Supplied text:
....

Saturday, February 02, 2008

Books!

Quotidian Grace tagged me for the Book Meme. It's a hard one, so I am cheating and only answering the easy questions. My excuse is that I am reading Jeremiah, and a gannet can only handle so much pondering and cogitating before she is overcome by the desire to swoop from her cliff out over the sea.

Which book do you irrationally cringe away from reading, despite seeing only positive reviews?

Well, QG already took Eat.Pray.Love. So I'll skip the rant. Except to say that I still love that PeaceBang retitled it Gripe.Brag.Screw.

If you could bring three characters to life for a social event (afternoon tea, a night of clubbing, perhaps a world cruise), who would they be and what would the event be?

Mary Lennox, Nancy Drew, Scout Finch, and Anne Shirley, for a long afternoon on an empty beach to discuss how everything has turned out. Some time ago I started a sermon on the importance of narrative, and realized that all of my favorite fictional characters are girls without mothers -- creative and determined and insightful girls without mothers. How surprising (not) . And my idea of the perfect social event is pretty simple: people + beach + conversation.

(Borrowing shamelessly from the Thursday Next series by Jasper Fforde): you are told you can't die until you read the most boring novel on the planet. While this immortality is great for awhile, eventually you realise it's past time to die. Which book would you expect to get you a nice grave?

You know, I stop reading as soon as I get bored. I'm sure there are lots of such books, but I have forgotten them all. (We are not counting Baugh's A New Testament Greek Primer, are we?)

Come on, we've all been there. Which book have you pretended, or at least hinted, that you've read, when in fact you've been nowhere near it?

I'm thinking that has to be War and Peace.

As an addition to the last question, has there been a book that you really thought you had read, only to realise when you read a review about it/go to 'reread' it that you haven't? Which book?

I'm afraid that the opposite is usually the case for me: I'll see what looks to be an interesting and as yet unread book on my shelves, and take it down to discover turned down pages and my own handwriting in the margins. No recollection whatever.

A good fairy comes and grants you one wish: you will have perfect reading comprehension in the foreign language of your choice. Which language do you go with?

Francais! I want to read Camus and les philosophes -- and Le Monde, every morning in a little cafe in Chartres.

That good fairy is back for one final visit. Now, she's granting you your dream library! Describe it. Is everything leatherbound? Is it full of first edition hardcovers? Pristine trade paperbacks? Perhaps a few favorite authors have inscribed their works? Go ahead-let your imagination run free.

I love this question!

It's the entire second floor of my house above the dunes, with huge windows open to the Atlantic Ocean on the east and the Matanzas River on the west. Pelicans and egrets abound; sometimes they land on the railing of the deck that surrunds the room.

....

Exercise tasks:
- a) In the book meme post, which language does the writer choose for perfect reading comprehension?
- b) Write out the stretch of the book meme post from "As an addition" through "you go with?".
- c) State whether each statement agrees with the book meme post, and quote the words that decide it. (i) The writer names War and Peace as the most boring novel on the planet. (ii) The dream library has windows facing the Atlantic Ocean on the east. (iii) PeaceBang gave Eat.Pray.Love a new title.

Items drawn from a dataset:
....

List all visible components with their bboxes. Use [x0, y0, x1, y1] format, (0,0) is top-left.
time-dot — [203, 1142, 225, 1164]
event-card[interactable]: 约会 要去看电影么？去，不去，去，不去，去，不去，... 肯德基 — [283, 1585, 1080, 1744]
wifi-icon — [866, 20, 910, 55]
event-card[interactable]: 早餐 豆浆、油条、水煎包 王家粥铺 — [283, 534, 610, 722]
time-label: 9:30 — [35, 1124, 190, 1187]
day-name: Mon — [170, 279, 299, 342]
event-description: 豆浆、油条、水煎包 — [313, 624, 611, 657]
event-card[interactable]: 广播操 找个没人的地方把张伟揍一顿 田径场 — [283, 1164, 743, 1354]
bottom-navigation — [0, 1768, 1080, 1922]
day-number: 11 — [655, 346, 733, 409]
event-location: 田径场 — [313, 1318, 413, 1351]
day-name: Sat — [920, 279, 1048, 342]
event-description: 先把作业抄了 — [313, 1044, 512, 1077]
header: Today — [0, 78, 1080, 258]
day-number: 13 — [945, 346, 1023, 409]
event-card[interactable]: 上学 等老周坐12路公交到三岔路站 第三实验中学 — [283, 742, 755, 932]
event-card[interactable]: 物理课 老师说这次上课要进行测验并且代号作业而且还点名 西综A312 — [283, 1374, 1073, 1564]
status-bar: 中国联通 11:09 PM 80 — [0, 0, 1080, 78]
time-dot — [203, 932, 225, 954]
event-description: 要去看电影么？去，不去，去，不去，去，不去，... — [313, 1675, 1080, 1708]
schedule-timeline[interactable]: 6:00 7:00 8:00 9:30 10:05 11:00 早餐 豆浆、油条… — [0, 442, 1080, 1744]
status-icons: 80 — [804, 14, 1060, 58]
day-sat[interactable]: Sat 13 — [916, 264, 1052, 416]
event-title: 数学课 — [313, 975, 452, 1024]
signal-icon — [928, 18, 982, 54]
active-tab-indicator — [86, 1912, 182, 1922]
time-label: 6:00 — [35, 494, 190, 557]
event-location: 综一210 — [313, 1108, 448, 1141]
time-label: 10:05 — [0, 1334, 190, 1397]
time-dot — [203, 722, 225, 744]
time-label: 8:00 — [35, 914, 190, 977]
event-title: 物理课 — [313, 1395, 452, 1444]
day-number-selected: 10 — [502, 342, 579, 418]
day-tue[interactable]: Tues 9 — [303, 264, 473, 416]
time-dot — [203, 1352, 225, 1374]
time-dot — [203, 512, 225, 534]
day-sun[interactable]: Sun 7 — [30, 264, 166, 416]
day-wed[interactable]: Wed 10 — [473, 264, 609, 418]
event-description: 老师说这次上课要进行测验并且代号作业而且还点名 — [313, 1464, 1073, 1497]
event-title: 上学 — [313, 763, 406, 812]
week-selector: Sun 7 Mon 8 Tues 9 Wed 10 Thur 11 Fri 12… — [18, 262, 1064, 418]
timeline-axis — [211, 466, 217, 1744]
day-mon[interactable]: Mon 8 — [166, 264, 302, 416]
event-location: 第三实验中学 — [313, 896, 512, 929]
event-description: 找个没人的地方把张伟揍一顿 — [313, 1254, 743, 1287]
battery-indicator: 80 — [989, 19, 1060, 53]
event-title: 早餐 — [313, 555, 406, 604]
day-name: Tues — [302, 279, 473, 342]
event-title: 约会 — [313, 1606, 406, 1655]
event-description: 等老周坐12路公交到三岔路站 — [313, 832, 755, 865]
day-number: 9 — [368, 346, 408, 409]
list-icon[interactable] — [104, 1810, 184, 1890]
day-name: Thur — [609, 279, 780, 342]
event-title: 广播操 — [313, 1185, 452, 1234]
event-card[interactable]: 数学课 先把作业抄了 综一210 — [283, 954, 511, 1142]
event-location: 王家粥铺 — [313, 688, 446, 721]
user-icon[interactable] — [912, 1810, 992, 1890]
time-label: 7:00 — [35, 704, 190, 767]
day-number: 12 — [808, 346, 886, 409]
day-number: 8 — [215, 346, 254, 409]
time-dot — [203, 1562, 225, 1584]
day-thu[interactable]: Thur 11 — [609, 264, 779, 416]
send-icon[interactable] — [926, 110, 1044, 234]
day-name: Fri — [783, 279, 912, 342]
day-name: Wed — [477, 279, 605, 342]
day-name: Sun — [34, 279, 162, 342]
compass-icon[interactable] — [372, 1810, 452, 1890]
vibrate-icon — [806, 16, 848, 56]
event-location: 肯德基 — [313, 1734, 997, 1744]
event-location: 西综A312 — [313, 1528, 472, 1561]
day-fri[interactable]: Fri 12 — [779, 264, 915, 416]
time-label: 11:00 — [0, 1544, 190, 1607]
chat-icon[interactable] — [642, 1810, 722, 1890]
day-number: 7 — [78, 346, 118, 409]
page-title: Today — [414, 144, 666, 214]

....

Completed exercise:
- a) French ("Francais!")

- b)
As an addition to the last question, has there been a book that you really thought you had read, only to realise when you read a review about it/go to 'reread' it that you haven't? Which book?

I'm afraid that the opposite is usually the case for me: I'll see what looks to be an interesting and as yet unread book on my shelves, and take it down to discover turned down pages and my own handwriting in the margins. No recollection whatever.

A good fairy comes and grants you one wish: you will have perfect reading comprehension in the foreign language of your choice. Which language do you go with?

- c)
(i) No: "I stop reading as soon as I get bored. I'm sure there are lots of such books, but I have forgotten them all."
(ii) Yes: "huge windows open to the Atlantic Ocean on the east"
(iii) Yes: "PeaceBang retitled it Gripe.Brag.Screw."